Exactly as given, repeat all of the entries.

— start DATASET ENTRIES —

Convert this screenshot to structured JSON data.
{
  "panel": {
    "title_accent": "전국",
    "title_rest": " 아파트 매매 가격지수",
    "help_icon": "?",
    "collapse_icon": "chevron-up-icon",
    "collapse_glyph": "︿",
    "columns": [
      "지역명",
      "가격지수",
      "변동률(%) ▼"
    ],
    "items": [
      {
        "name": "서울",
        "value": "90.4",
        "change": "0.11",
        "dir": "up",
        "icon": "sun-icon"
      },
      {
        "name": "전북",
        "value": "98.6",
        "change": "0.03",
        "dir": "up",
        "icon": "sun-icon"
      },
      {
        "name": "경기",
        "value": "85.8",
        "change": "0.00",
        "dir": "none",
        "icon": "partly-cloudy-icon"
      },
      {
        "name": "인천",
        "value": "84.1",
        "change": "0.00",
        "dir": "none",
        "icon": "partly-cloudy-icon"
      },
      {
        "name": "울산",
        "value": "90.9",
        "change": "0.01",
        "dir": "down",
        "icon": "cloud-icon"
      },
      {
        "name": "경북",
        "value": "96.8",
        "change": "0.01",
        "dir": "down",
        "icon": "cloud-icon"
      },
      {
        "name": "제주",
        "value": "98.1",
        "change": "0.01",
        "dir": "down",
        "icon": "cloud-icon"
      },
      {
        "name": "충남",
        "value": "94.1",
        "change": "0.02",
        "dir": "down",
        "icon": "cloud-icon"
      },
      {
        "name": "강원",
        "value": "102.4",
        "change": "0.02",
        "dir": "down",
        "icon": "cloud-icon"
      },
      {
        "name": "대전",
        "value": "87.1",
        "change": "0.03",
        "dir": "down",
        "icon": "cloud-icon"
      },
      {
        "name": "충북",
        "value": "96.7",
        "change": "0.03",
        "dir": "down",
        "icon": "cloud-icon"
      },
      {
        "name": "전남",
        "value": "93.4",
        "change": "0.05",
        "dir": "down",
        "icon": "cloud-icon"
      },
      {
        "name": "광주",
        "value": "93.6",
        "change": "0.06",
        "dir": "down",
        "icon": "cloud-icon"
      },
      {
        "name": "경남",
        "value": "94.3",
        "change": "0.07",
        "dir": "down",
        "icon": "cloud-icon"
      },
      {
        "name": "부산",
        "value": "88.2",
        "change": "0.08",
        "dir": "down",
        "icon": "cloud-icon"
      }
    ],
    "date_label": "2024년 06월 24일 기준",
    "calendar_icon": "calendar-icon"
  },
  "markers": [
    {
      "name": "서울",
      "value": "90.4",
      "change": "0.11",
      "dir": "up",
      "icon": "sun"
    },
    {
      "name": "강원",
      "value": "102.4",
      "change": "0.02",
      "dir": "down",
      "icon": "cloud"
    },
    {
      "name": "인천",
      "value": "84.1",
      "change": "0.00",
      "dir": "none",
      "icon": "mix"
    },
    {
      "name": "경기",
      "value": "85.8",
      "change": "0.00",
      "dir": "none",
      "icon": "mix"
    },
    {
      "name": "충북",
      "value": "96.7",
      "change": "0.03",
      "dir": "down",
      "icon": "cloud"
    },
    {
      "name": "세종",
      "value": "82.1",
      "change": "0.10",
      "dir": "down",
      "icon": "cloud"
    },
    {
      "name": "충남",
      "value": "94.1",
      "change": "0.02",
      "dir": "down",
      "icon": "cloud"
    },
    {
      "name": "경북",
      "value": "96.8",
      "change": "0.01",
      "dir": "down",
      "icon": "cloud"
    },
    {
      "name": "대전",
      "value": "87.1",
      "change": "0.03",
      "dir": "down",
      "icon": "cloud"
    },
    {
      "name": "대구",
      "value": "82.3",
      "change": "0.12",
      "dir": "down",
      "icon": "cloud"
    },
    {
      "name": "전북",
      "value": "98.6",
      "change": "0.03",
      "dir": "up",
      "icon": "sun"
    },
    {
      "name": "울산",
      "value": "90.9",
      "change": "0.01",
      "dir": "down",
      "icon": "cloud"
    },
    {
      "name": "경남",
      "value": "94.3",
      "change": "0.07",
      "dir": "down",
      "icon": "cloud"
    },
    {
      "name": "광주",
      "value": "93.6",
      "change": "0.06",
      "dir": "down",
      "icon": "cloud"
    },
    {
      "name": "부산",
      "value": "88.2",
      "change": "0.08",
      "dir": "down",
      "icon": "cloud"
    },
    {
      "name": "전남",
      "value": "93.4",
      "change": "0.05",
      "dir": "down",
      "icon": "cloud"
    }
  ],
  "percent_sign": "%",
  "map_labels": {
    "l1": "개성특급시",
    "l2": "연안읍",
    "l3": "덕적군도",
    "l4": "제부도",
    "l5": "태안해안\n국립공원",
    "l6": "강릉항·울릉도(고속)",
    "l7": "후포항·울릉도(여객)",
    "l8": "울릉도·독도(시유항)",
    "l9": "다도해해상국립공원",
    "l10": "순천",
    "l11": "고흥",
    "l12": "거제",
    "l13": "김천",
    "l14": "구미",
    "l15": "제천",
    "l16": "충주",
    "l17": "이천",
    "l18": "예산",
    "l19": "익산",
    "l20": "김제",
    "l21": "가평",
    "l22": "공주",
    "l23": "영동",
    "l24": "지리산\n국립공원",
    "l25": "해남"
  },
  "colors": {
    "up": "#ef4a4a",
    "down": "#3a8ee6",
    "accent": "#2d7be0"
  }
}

— end DATASET ENTRIES —

WRITTEN REPLY:
Convert this screenshot to structured JSON data.
{
  "panel": {
    "title_accent": "전국",
    "title_rest": " 아파트 매매 가격지수",
    "help_icon": "?",
    "collapse_icon": "chevron-up-icon",
    "collapse_glyph": "︿",
    "columns": [
      "지역명",
      "가격지수",
      "변동률(%) ▼"
    ],
    "items": [
      {
        "name": "서울",
        "value": "90.4",
        "change": "0.11",
        "dir": "up",
        "icon": "sun-icon"
      },
      {
        "name": "전북",
        "value": "98.6",
        "change": "0.03",
        "dir": "up",
        "icon": "sun-icon"
      },
      {
        "name": "경기",
        "value": "85.8",
        "change": "0.00",
        "dir": "none",
        "icon": "partly-cloudy-icon"
      },
      {
        "name": "인천",
        "value": "84.1",
        "change": "0.00",
        "dir": "none",
        "icon": "partly-cloudy-icon"
      },
      {
        "name": "울산",
        "value": "90.9",
        "change": "0.01",
        "dir": "down",
        "icon": "cloud-icon"
      },
      {
        "name": "경북",
        "value": "96.8",
        "change": "0.01",
        "dir": "down",
        "icon": "cloud-icon"
      },
      {
        "name": "제주",
        "value": "98.1",
        "change": "0.01",
        "dir": "down",
        "icon": "cloud-icon"
      },
      {
        "name": "충남",
        "value": "94.1",
        "change": "0.02",
        "dir": "down",
        "icon": "cloud-icon"
      },
      {
        "name": "강원",
        "value": "102.4",
        "change": "0.02",
        "dir": "down",
        "icon": "cloud-icon"
      },
      {
        "name": "대전",
        "value": "87.1",
        "change": "0.03",
        "dir": "down",
        "icon": "cloud-icon"
      },
      {
        "name": "충북",
        "value": "96.7",
        "change": "0.03",
        "dir": "down",
        "icon": "cloud-icon"
      },
      {
        "name": "전남",
        "value": "93.4",
        "change": "0.05",
        "dir": "down",
        "icon": "cloud-icon"
      },
      {
        "name": "광주",
        "value": "93.6",
        "change": "0.06",
        "dir": "down",
        "icon": "cloud-icon"
      },
      {
        "name": "경남",
        "value": "94.3",
        "change": "0.07",
        "dir": "down",
        "icon": "cloud-icon"
      },
      {
        "name": "부산",
        "value": "88.2",
        "change": "0.08",
        "dir": "down",
        "icon": "cloud-icon"
      }
    ],
    "date_label": "2024년 06월 24일 기준",
    "calendar_icon": "calendar-icon"
  },
  "markers": [
    {
      "name": "서울",
      "value": "90.4",
      "change": "0.11",
      "dir": "up",
      "icon": "sun"
    },
    {
      "name": "강원",
      "value": "102.4",
      "change": "0.02",
      "dir": "down",
      "icon": "cloud"
    },
    {
      "name": "인천",
      "value": "84.1",
      "change": "0.00",
      "dir": "none",
      "icon": "mix"
    },
    {
      "name": "경기",
      "value": "85.8",
      "change": "0.00",
      "dir": "none",
      "icon": "mix"
    },
    {
      "name": "충북",
      "value": "96.7",
      "change": "0.03",
      "dir": "down",
      "icon": "cloud"
    },
    {
      "name": "세종",
      "value": "82.1",
      "change": "0.10",
      "dir": "down",
      "icon": "cloud"
    },
    {
      "name": "충남",
      "value": "94.1",
      "change": "0.02",
      "dir": "down",
      "icon": "cloud"
    },
    {
      "name": "경북",
      "value": "96.8",
      "change": "0.01",
      "dir": "down",
      "icon": "cloud"
    },
    {
      "name": "대전",
      "value": "87.1",
      "change": "0.03",
      "dir": "down",
      "icon": "cloud"
    },
    {
      "name": "대구",
      "value": "82.3",
      "change": "0.12",
      "dir": "down",
      "icon": "cloud"
    },
    {
      "name": "전북",
      "value": "98.6",
      "change": "0.03",
      "dir": "up",
      "icon": "sun"
    },
    {
      "name": "울산",
      "value": "90.9",
      "change": "0.01",
      "dir": "down",
      "icon": "cloud"
    },
    {
      "name": "경남",
      "value": "94.3",
      "change": "0.07",
      "dir": "down",
      "icon": "cloud"
    },
    {
      "name": "광주",
      "value": "93.6",
      "change": "0.06",
      "dir": "down",
      "icon": "cloud"
    },
    {
      "name": "부산",
      "value": "88.2",
      "change": "0.08",
      "dir": "down",
      "icon": "cloud"
    },
    {
      "name": "전남",
      "value": "93.4",
      "change": "0.05",
      "dir": "down",
      "icon": "cloud"
    }
  ],
  "percent_sign": "%",
  "map_labels": {
    "l1": "개성특급시",
    "l2": "연안읍",
    "l3": "덕적군도",
    "l4": "제부도",
    "l5": "태안해안\n국립공원",
    "l6": "강릉항·울릉도(고속)",
    "l7": "후포항·울릉도(여객)",
    "l8": "울릉도·독도(시유항)",
    "l9": "다도해해상국립공원",
    "l10": "순천",
    "l11": "고흥",
    "l12": "거제",
    "l13": "김천",
    "l14": "구미",
    "l15": "제천",
    "l16": "충주",
    "l17": "이천",
    "l18": "예산",
    "l19": "익산",
    "l20": "김제",
    "l21": "가평",
    "l22": "공주",
    "l23": "영동",
    "l24": "지리산\n국립공원",
    "l25": "해남"
  },
  "colors": {
    "up": "#ef4a4a",
    "down": "#3a8ee6",
    "accent": "#2d7be0"
  }
}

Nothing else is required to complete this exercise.